Job:
The data below should be printed in full, exactly, and without any of its images.

Extracted data:
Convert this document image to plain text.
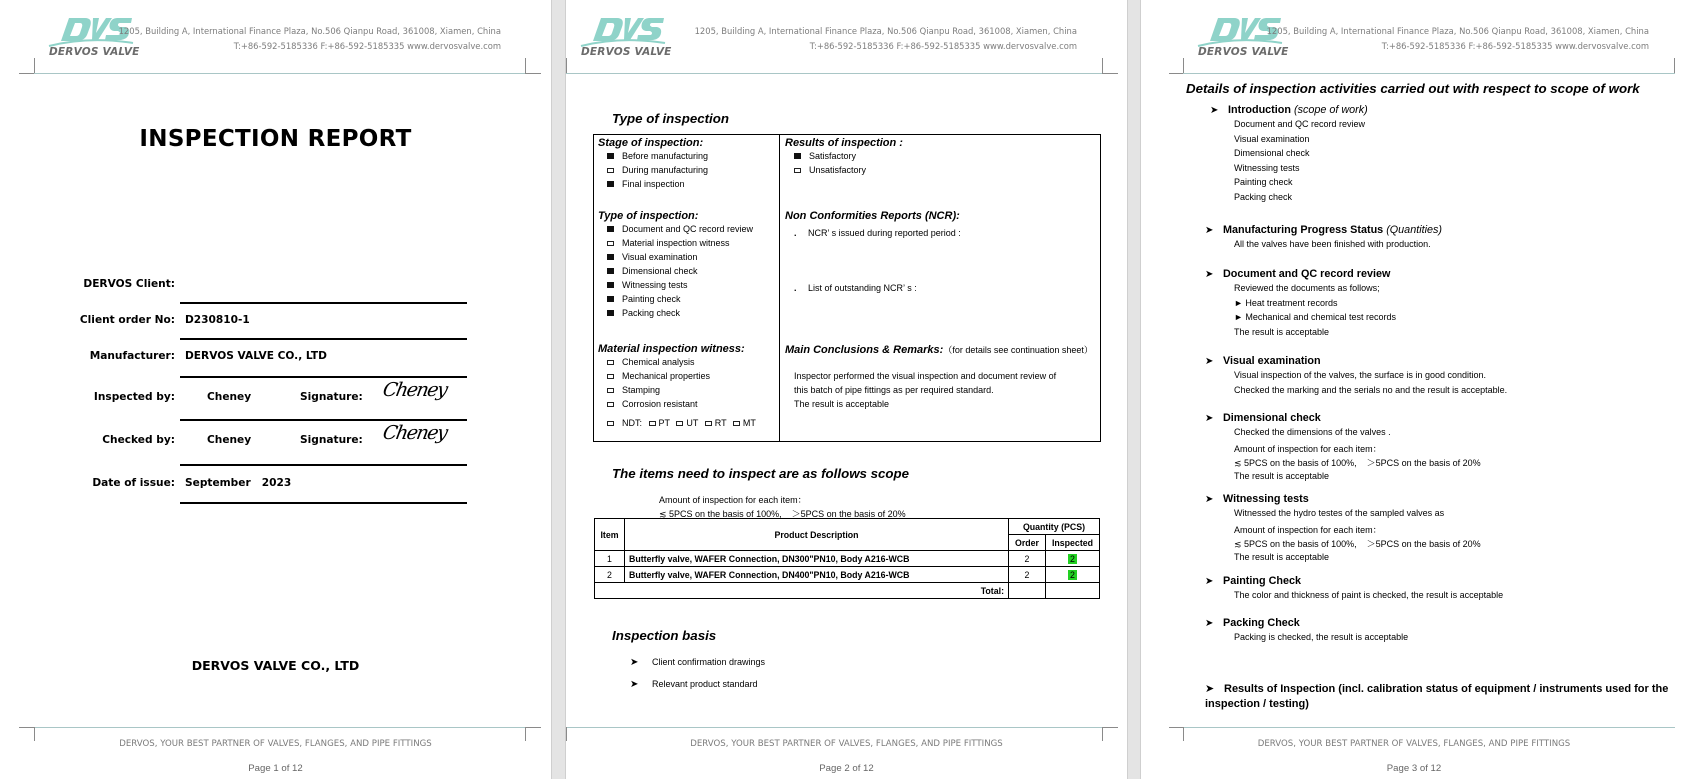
DERVOS VALVE
1205, Building A, International Finance Plaza, No.506 Qianpu Road, 361008, Xiamen, China
T:+86-592-5185336 F:+86-592-5185335 www.dervosvalve.com
INSPECTION REPORT
DERVOS Client:
Client order No: D230810-1
Manufacturer: DERVOS VALVE CO., LTD
Inspected by:	Cheney	Signature: Cheney
Checked by:	Cheney	Signature: Cheney
Date of issue: September   2023
DERVOS VALVE CO., LTD
DERVOS, YOUR BEST PARTNER OF VALVES, FLANGES, AND PIPE FITTINGS
Page 1 of 12
DERVOS VALVE
1205, Building A, International Finance Plaza, No.506 Qianpu Road, 361008, Xiamen, China
T:+86-592-5185336 F:+86-592-5185335 www.dervosvalve.com
Type of inspection
Stage of inspection:
Before manufacturing
During manufacturing
Final inspection
Type of inspection:
Document and QC record review
Material inspection witness
Visual examination
Dimensional check
Witnessing tests
Painting check
Packing check
Material inspection witness:
Chemical analysis
Mechanical properties
Stamping
Corrosion resistant
NDT: PT UT RT MT
Results of inspection :
Satisfactory
Unsatisfactory
Non Conformities Reports (NCR):
. NCR’ s issued during reported period :
. List of outstanding NCR’ s :
Main Conclusions & Remarks:（for details see continuation sheet）
Inspector performed the visual inspection and document review of
this batch of pipe fittings as per required standard.
The result is acceptable
The items need to inspect are as follows scope
Amount of inspection for each item：
≲ 5PCS on the basis of 100%,    ＞5PCS on the basis of 20%
Item	Product Description	Quantity (PCS)	
		Order	Inspected
1	Butterfly valve, WAFER Connection, DN300"PN10, Body A216-WCB	2	2
2	Butterfly valve, WAFER Connection, DN400"PN10, Body A216-WCB	2	2
Total:			
Inspection basis
➤ Client confirmation drawings
➤ Relevant product standard
DERVOS, YOUR BEST PARTNER OF VALVES, FLANGES, AND PIPE FITTINGS
Page 2 of 12
DERVOS VALVE
1205, Building A, International Finance Plaza, No.506 Qianpu Road, 361008, Xiamen, China
T:+86-592-5185336 F:+86-592-5185335 www.dervosvalve.com
Details of inspection activities carried out with respect to scope of work
➤ Introduction (scope of work)
Document and QC record review
Visual examination
Dimensional check
Witnessing tests
Painting check
Packing check
➤ Manufacturing Progress Status (Quantities)
All the valves have been finished with production.
➤ Document and QC record review
Reviewed the documents as follows;
► Heat treatment records
► Mechanical and chemical test records
The result is acceptable
➤ Visual examination
Visual inspection of the valves, the surface is in good condition.
Checked the marking and the serials no and the result is acceptable.
➤ Dimensional check
Checked the dimensions of the valves .
Amount of inspection for each item：
≲ 5PCS on the basis of 100%,    ＞5PCS on the basis of 20%
The result is acceptable
➤ Witnessing tests
Witnessed the hydro testes of the sampled valves as
Amount of inspection for each item：
≲ 5PCS on the basis of 100%,    ＞5PCS on the basis of 20%
The result is acceptable
➤ Painting Check
The color and thickness of paint is checked, the result is acceptable
➤ Packing Check
Packing is checked, the result is acceptable
➤ Results of Inspection (incl. calibration status of equipment / instruments used for the inspection / testing)
DERVOS, YOUR BEST PARTNER OF VALVES, FLANGES, AND PIPE FITTINGS
Page 3 of 12
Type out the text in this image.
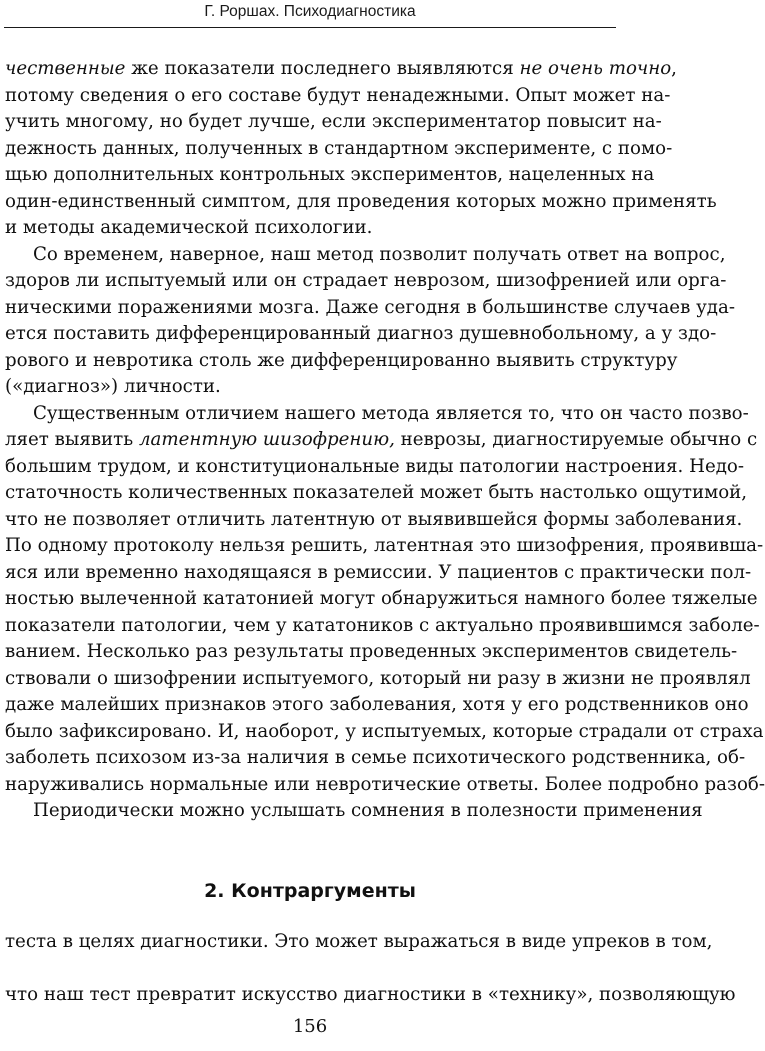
Г. Роршах. Психодиагностика
чественные же показатели последнего выявляются не очень точно,
потому сведения о его составе будут ненадежными. Опыт может на-
учить многому, но будет лучше, если экспериментатор повысит на-
дежность данных, полученных в стандартном эксперименте, с помо-
щью дополнительных контрольных экспериментов, нацеленных на
один-единственный симптом, для проведения которых можно применять
и методы академической психологии.
Со временем, наверное, наш метод позволит получать ответ на вопрос,
здоров ли испытуемый или он страдает неврозом, шизофренией или орга-
ническими поражениями мозга. Даже сегодня в большинстве случаев уда-
ется поставить дифференцированный диагноз душевнобольному, а у здо-
рового и невротика столь же дифференцированно выявить структуру
(«диагноз») личности.
Существенным отличием нашего метода является то, что он часто позво-
ляет выявить латентную шизофрению, неврозы, диагностируемые обычно с
большим трудом, и конституциональные виды патологии настроения. Недо-
статочность количественных показателей может быть настолько ощутимой,
что не позволяет отличить латентную от выявившейся формы заболевания.
По одному протоколу нельзя решить, латентная это шизофрения, проявивша-
яся или временно находящаяся в ремиссии. У пациентов с практически пол-
ностью вылеченной кататонией могут обнаружиться намного более тяжелые
показатели патологии, чем у кататоников с актуально проявившимся заболе-
ванием. Несколько раз результаты проведенных экспериментов свидетель-
ствовали о шизофрении испытуемого, который ни разу в жизни не проявлял
даже малейших признаков этого заболевания, хотя у его родственников оно
было зафиксировано. И, наоборот, у испытуемых, которые страдали от страха
заболеть психозом из-за наличия в семье психотического родственника, об-
наруживались нормальные или невротические ответы. Более подробно разоб-
2. Контраргументы
Периодически можно услышать сомнения в полезности применения
теста в целях диагностики. Это может выражаться в виде упреков в том,
156
что наш тест превратит искусство диагностики в «технику», позволяющую
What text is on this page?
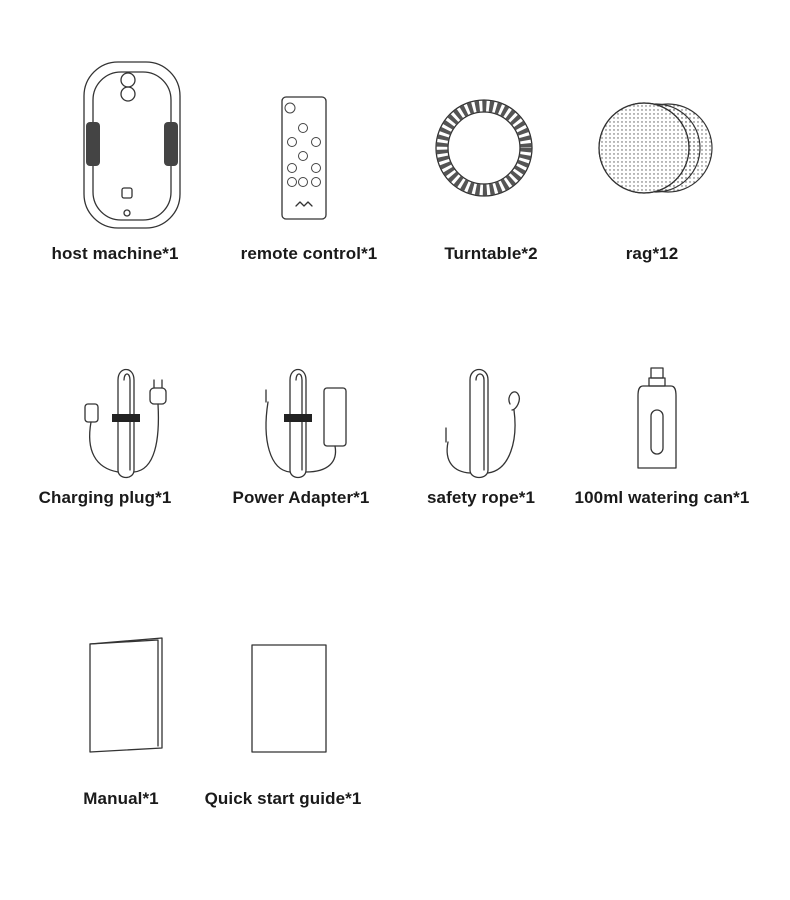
host machine*1	remote control*1	Turntable*2	rag*12
Charging plug*1	Power Adapter*1	safety rope*1 100ml watering can*1
Manual*1	Quick start guide*1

Complete answer:
Convert this document image to plain text.
DERVOS VALVE
1205, Building A, International Finance Plaza, No.506 Qianpu Road, 361008, Xiamen, China
T:+86-592-5185336 F:+86-592-5185335 www.dervosvalve.com
INSPECTION REPORT
DERVOS Client:
Client order No: D230810-1
Manufacturer: DERVOS VALVE CO., LTD
Inspected by:	Cheney	Signature: Cheney
Checked by:	Cheney	Signature: Cheney
Date of issue: September   2023
DERVOS VALVE CO., LTD
DERVOS, YOUR BEST PARTNER OF VALVES, FLANGES, AND PIPE FITTINGS
Page 1 of 12
DERVOS VALVE
1205, Building A, International Finance Plaza, No.506 Qianpu Road, 361008, Xiamen, China
T:+86-592-5185336 F:+86-592-5185335 www.dervosvalve.com
Type of inspection
Stage of inspection:
Before manufacturing
During manufacturing
Final inspection
Type of inspection:
Document and QC record review
Material inspection witness
Visual examination
Dimensional check
Witnessing tests
Painting check
Packing check
Material inspection witness:
Chemical analysis
Mechanical properties
Stamping
Corrosion resistant
NDT: PT UT RT MT
Results of inspection :
Satisfactory
Unsatisfactory
Non Conformities Reports (NCR):
. NCR’ s issued during reported period :
. List of outstanding NCR’ s :
Main Conclusions & Remarks:（for details see continuation sheet）
Inspector performed the visual inspection and document review of
this batch of pipe fittings as per required standard.
The result is acceptable
The items need to inspect are as follows scope
Amount of inspection for each item：
≲ 5PCS on the basis of 100%,    ＞5PCS on the basis of 20%
Item	Product Description	Quantity (PCS)	
		Order	Inspected
1	Butterfly valve, WAFER Connection, DN300"PN10, Body A216-WCB	2	2
2	Butterfly valve, WAFER Connection, DN400"PN10, Body A216-WCB	2	2
Total:			
Inspection basis
➤ Client confirmation drawings
➤ Relevant product standard
DERVOS, YOUR BEST PARTNER OF VALVES, FLANGES, AND PIPE FITTINGS
Page 2 of 12
DERVOS VALVE
1205, Building A, International Finance Plaza, No.506 Qianpu Road, 361008, Xiamen, China
T:+86-592-5185336 F:+86-592-5185335 www.dervosvalve.com
Details of inspection activities carried out with respect to scope of work
➤ Introduction (scope of work)
Document and QC record review
Visual examination
Dimensional check
Witnessing tests
Painting check
Packing check
➤ Manufacturing Progress Status (Quantities)
All the valves have been finished with production.
➤ Document and QC record review
Reviewed the documents as follows;
► Heat treatment records
► Mechanical and chemical test records
The result is acceptable
➤ Visual examination
Visual inspection of the valves, the surface is in good condition.
Checked the marking and the serials no and the result is acceptable.
➤ Dimensional check
Checked the dimensions of the valves .
Amount of inspection for each item：
≲ 5PCS on the basis of 100%,    ＞5PCS on the basis of 20%
The result is acceptable
➤ Witnessing tests
Witnessed the hydro testes of the sampled valves as
Amount of inspection for each item：
≲ 5PCS on the basis of 100%,    ＞5PCS on the basis of 20%
The result is acceptable
➤ Painting Check
The color and thickness of paint is checked, the result is acceptable
➤ Packing Check
Packing is checked, the result is acceptable
➤ Results of Inspection (incl. calibration status of equipment / instruments used for the inspection / testing)
DERVOS, YOUR BEST PARTNER OF VALVES, FLANGES, AND PIPE FITTINGS
Page 3 of 12
Type out the text in this image.
Г. Роршах. Психодиагностика
чественные же показатели последнего выявляются не очень точно,
потому сведения о его составе будут ненадежными. Опыт может на-
учить многому, но будет лучше, если экспериментатор повысит на-
дежность данных, полученных в стандартном эксперименте, с помо-
щью дополнительных контрольных экспериментов, нацеленных на
один-единственный симптом, для проведения которых можно применять
и методы академической психологии.
Со временем, наверное, наш метод позволит получать ответ на вопрос,
здоров ли испытуемый или он страдает неврозом, шизофренией или орга-
ническими поражениями мозга. Даже сегодня в большинстве случаев уда-
ется поставить дифференцированный диагноз душевнобольному, а у здо-
рового и невротика столь же дифференцированно выявить структуру
(«диагноз») личности.
Существенным отличием нашего метода является то, что он часто позво-
ляет выявить латентную шизофрению, неврозы, диагностируемые обычно с
большим трудом, и конституциональные виды патологии настроения. Недо-
статочность количественных показателей может быть настолько ощутимой,
что не позволяет отличить латентную от выявившейся формы заболевания.
По одному протоколу нельзя решить, латентная это шизофрения, проявивша-
яся или временно находящаяся в ремиссии. У пациентов с практически пол-
ностью вылеченной кататонией могут обнаружиться намного более тяжелые
показатели патологии, чем у кататоников с актуально проявившимся заболе-
ванием. Несколько раз результаты проведенных экспериментов свидетель-
ствовали о шизофрении испытуемого, который ни разу в жизни не проявлял
даже малейших признаков этого заболевания, хотя у его родственников оно
было зафиксировано. И, наоборот, у испытуемых, которые страдали от страха
заболеть психозом из-за наличия в семье психотического родственника, об-
наруживались нормальные или невротические ответы. Более подробно разоб-
2. Контраргументы
Периодически можно услышать сомнения в полезности применения
теста в целях диагностики. Это может выражаться в виде упреков в том,
156
что наш тест превратит искусство диагностики в «технику», позволяющую
What text is on this page?
host machine*1	remote control*1	Turntable*2	rag*12
Charging plug*1	Power Adapter*1	safety rope*1 100ml watering can*1
Manual*1	Quick start guide*1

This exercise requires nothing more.